* EXERCISE TASK: Change "legend-label" to "legend-entry" wherever it occurs in the part that opens with the line containing "x-tick-label: Control — [234, 568, 292, 589]" and closes with the line containing "y-axis-title: Bond Strength". Give those lines again with nothing else altered.

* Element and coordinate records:
┌──

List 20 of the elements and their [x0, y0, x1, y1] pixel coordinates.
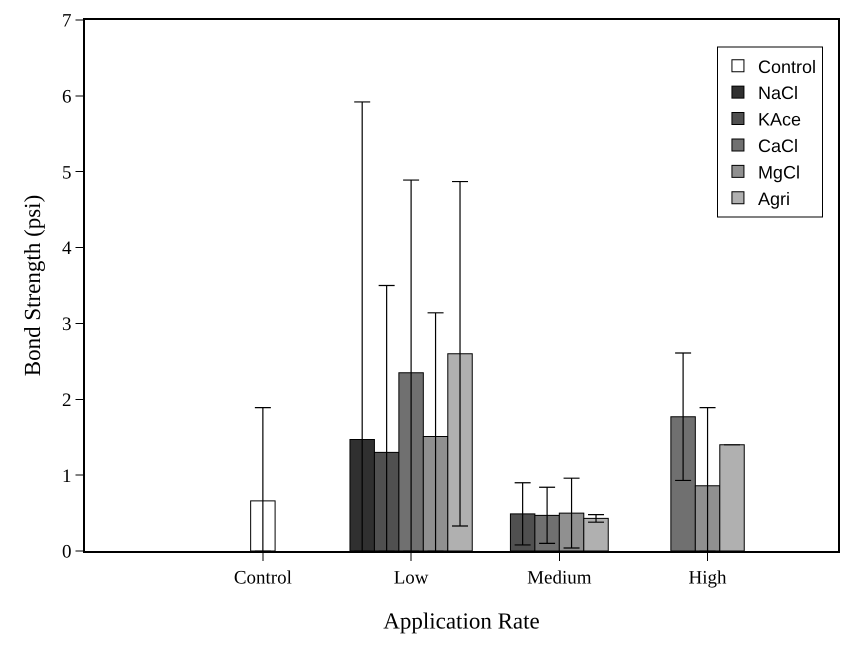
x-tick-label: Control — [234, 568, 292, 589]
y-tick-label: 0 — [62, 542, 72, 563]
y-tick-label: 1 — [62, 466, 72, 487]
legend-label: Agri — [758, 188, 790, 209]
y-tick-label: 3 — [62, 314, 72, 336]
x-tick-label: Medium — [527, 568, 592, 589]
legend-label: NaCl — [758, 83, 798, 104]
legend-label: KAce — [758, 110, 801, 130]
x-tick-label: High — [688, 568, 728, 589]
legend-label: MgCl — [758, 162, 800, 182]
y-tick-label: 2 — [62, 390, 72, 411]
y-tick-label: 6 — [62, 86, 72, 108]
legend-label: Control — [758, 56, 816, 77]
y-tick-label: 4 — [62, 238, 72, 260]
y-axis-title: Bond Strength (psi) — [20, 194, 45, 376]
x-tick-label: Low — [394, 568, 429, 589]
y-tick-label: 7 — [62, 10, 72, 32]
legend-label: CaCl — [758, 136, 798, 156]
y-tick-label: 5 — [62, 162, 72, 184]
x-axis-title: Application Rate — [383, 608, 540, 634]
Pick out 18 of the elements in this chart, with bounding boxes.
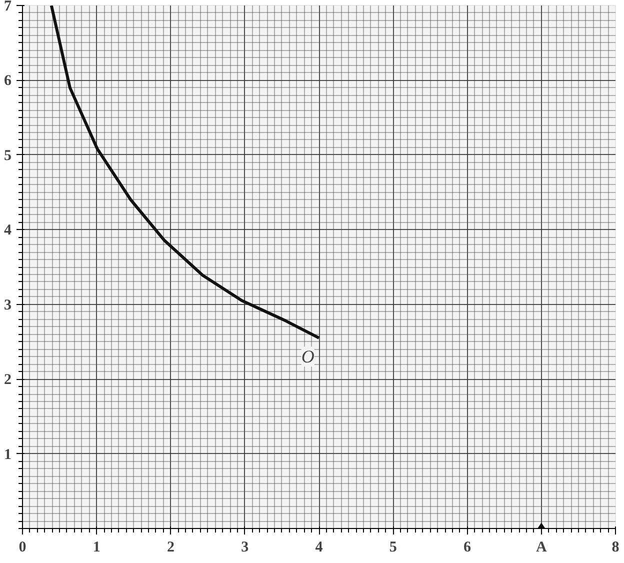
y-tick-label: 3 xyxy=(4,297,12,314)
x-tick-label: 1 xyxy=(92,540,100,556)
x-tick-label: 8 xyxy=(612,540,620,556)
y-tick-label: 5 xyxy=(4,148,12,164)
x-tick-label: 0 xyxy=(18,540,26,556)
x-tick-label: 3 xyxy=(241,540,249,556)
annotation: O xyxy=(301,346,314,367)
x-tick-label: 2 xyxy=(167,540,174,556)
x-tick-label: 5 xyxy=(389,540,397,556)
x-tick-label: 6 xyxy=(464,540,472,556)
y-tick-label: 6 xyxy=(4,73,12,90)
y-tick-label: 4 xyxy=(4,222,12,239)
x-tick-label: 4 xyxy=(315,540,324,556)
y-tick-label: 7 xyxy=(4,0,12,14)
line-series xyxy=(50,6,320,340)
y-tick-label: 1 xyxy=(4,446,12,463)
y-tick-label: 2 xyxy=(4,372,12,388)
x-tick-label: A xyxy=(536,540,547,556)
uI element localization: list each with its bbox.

└──

* WRITTEN ANSWER:
x-tick-label: Control — [234, 568, 292, 589]
y-tick-label: 0 — [62, 542, 72, 563]
y-tick-label: 1 — [62, 466, 72, 487]
legend-entry: Agri — [758, 188, 790, 209]
y-tick-label: 3 — [62, 314, 72, 336]
x-tick-label: Medium — [527, 568, 592, 589]
legend-entry: NaCl — [758, 83, 798, 104]
legend-entry: KAce — [758, 110, 801, 130]
x-tick-label: High — [688, 568, 728, 589]
legend-entry: MgCl — [758, 162, 800, 182]
y-tick-label: 2 — [62, 390, 72, 411]
y-tick-label: 6 — [62, 86, 72, 108]
legend-entry: Control — [758, 56, 816, 77]
y-tick-label: 4 — [62, 238, 72, 260]
y-axis-title: Bond Strength (psi) — [20, 194, 45, 376]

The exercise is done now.